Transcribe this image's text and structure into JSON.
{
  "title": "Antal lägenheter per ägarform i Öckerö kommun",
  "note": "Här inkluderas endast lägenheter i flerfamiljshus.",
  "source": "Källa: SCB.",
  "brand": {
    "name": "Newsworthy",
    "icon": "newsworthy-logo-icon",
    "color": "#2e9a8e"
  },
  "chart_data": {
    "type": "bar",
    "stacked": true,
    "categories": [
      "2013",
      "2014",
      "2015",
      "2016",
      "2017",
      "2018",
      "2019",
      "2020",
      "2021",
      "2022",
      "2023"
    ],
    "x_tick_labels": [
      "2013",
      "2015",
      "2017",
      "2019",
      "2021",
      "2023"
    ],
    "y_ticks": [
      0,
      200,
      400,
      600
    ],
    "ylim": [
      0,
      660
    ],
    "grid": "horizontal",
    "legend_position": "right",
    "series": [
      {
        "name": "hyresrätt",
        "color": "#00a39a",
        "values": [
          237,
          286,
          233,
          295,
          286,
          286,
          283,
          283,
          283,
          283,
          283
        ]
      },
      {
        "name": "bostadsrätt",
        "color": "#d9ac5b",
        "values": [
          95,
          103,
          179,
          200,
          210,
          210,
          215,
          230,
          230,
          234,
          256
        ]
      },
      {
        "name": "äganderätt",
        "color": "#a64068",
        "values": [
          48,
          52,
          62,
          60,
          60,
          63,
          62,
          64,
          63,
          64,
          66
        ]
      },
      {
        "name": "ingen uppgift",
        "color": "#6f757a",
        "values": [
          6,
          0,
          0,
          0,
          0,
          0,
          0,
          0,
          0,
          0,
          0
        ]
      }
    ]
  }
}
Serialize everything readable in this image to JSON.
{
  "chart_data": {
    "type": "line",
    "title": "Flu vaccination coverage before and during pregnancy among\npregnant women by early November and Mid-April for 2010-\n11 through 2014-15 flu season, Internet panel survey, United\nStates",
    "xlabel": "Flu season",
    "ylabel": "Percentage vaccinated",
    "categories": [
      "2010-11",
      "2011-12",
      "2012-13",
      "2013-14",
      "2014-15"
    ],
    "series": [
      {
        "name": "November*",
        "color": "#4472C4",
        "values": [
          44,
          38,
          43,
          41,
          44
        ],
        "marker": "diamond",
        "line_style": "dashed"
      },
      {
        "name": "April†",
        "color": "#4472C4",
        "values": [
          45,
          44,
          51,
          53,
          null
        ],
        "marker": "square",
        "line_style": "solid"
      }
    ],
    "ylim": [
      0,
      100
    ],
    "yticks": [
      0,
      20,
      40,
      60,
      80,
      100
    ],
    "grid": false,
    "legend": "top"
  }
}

+++++

- [REQUEST]
Within the entries above, how many lines contain "season"? Respond with the number only.

- [OUTPUT BELOW]
2